* Task to complete
Identify every line containing the word "设的实施意见" and reproduce each one.

* Task inputs
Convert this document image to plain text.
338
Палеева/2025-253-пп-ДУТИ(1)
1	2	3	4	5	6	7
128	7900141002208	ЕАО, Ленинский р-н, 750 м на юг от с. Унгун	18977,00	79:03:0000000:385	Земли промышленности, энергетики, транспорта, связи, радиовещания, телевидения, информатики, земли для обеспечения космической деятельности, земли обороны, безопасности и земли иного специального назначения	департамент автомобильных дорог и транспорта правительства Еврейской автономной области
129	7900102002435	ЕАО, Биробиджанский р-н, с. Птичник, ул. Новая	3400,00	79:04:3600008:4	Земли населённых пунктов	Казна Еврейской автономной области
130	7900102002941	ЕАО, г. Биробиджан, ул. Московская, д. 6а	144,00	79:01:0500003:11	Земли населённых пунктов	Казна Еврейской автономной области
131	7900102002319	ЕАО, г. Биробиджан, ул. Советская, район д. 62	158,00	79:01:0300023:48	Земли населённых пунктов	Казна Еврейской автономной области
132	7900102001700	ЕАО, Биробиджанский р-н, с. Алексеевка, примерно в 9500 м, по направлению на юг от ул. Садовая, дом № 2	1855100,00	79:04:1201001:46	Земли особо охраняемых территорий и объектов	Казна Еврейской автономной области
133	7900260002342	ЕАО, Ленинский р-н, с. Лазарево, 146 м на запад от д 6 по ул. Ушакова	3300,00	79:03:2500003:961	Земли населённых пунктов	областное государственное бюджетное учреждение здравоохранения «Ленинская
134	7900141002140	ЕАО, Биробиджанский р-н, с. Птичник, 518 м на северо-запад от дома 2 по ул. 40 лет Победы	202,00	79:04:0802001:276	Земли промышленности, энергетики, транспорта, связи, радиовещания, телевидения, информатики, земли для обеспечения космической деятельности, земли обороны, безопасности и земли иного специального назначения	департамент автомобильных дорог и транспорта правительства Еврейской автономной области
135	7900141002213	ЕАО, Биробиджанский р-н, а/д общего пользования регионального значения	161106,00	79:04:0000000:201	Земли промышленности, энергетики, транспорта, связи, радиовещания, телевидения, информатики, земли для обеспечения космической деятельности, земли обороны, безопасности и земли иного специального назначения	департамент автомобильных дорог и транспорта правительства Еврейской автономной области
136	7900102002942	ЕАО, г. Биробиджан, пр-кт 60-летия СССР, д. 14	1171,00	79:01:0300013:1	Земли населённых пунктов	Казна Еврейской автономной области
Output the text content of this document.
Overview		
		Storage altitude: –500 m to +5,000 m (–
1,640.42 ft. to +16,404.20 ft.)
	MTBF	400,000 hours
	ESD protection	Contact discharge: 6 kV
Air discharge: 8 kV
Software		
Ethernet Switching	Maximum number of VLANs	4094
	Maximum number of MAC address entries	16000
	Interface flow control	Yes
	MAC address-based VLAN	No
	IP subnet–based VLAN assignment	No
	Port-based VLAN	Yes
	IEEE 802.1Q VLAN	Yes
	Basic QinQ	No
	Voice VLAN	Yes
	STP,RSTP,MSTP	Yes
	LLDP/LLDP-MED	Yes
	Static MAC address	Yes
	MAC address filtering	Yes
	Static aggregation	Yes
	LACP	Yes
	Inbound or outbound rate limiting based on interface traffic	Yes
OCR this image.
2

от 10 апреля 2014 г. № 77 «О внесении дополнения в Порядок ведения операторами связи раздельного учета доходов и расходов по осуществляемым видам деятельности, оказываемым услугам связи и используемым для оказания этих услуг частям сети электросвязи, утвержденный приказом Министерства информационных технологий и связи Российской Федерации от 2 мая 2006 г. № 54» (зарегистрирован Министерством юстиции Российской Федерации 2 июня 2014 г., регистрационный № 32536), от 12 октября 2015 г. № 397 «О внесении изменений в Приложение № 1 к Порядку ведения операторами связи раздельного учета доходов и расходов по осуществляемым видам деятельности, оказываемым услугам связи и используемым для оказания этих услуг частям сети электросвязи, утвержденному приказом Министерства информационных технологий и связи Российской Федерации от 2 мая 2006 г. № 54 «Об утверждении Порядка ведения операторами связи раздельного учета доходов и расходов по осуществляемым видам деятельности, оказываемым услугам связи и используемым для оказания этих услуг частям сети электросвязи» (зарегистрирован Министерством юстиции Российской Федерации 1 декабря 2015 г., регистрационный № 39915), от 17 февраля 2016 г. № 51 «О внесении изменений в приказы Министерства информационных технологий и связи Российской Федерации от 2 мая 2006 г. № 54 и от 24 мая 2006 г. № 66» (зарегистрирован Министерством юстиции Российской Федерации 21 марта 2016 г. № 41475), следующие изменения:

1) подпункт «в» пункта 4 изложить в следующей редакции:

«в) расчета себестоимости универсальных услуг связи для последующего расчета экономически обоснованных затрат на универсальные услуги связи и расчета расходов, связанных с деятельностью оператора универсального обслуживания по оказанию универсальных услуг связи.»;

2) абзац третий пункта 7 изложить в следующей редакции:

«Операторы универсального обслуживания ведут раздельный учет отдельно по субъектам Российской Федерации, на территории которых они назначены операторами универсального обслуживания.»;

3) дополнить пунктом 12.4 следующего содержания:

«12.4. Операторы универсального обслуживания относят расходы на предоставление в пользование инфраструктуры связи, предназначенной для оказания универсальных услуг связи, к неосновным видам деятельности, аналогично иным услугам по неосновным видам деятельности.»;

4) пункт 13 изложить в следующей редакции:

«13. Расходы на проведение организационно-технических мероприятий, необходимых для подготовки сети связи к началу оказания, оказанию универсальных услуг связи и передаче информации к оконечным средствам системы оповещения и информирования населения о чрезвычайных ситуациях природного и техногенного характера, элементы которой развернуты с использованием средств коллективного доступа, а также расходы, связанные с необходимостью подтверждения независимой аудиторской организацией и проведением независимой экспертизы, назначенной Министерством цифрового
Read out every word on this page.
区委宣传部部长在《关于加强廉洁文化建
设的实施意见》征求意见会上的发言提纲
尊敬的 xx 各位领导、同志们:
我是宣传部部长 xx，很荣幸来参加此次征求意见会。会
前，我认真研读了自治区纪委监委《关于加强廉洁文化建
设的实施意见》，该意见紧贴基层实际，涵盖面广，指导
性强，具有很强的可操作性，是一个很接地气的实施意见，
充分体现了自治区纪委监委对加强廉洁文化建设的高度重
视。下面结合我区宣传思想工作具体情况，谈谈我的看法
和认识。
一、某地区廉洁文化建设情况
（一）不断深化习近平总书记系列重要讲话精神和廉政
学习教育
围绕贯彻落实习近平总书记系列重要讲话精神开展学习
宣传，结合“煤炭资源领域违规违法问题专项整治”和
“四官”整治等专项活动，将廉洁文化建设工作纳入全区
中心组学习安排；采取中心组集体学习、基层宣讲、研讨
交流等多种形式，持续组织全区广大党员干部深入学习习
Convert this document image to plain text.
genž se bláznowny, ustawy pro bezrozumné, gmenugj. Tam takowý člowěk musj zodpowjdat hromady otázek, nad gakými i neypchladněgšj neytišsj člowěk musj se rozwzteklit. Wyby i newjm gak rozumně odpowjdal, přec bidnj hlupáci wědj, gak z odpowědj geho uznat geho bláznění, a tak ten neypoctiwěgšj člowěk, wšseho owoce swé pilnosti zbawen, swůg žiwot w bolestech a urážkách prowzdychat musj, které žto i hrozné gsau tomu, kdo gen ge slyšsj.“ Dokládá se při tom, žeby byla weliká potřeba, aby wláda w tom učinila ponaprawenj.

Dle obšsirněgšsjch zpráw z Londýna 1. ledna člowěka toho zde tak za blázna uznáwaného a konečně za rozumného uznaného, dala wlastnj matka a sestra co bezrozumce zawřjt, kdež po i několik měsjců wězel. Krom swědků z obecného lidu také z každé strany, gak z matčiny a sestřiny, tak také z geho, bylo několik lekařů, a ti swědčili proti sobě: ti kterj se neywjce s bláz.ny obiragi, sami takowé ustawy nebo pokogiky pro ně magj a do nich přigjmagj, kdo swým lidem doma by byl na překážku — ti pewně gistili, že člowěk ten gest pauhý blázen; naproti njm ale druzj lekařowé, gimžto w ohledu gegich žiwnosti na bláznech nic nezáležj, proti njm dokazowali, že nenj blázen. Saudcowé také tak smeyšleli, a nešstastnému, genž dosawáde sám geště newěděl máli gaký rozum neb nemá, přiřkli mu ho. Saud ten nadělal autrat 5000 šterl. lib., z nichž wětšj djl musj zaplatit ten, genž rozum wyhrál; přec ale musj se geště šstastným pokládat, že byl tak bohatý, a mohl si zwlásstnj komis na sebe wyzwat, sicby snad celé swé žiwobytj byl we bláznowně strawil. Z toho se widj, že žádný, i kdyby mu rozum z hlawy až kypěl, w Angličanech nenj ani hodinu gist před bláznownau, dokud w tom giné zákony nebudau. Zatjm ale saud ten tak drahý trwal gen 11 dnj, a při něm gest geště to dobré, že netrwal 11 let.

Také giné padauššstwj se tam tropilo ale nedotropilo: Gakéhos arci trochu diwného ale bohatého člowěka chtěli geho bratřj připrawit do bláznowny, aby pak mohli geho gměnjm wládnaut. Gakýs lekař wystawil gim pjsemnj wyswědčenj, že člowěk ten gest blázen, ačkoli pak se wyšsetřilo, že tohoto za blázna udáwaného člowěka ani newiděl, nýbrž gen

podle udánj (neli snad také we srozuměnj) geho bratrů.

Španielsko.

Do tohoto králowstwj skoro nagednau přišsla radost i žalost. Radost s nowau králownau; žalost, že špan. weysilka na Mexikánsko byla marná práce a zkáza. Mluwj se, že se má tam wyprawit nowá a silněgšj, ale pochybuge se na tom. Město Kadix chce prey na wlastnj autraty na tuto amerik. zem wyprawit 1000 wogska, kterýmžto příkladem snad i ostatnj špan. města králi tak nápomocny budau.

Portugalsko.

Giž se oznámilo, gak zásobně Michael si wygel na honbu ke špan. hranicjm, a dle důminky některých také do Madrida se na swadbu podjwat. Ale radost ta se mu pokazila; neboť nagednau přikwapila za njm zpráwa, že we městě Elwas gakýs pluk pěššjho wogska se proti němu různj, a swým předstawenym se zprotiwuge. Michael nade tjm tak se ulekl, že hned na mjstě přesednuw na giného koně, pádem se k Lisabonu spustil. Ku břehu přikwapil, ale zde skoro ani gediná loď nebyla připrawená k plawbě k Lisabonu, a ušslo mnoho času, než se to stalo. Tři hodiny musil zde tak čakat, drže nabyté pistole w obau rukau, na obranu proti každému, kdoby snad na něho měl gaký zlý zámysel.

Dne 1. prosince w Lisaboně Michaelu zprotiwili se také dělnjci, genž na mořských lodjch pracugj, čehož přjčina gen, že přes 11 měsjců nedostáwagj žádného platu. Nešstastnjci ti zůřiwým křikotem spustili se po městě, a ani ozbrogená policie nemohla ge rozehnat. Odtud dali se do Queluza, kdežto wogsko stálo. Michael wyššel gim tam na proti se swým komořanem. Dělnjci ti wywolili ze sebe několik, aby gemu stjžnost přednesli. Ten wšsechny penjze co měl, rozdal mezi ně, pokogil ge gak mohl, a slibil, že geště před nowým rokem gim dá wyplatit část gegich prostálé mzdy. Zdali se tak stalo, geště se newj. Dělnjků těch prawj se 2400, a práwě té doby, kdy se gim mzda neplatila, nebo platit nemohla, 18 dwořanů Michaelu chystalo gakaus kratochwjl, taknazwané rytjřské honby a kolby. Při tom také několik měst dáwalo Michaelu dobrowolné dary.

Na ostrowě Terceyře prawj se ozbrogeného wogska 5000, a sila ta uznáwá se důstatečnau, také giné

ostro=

* Solution for this task
设的实施意见》征求意见会上的发言提纲
设的实施意见》，该意见紧贴基层实际，涵盖面广，指导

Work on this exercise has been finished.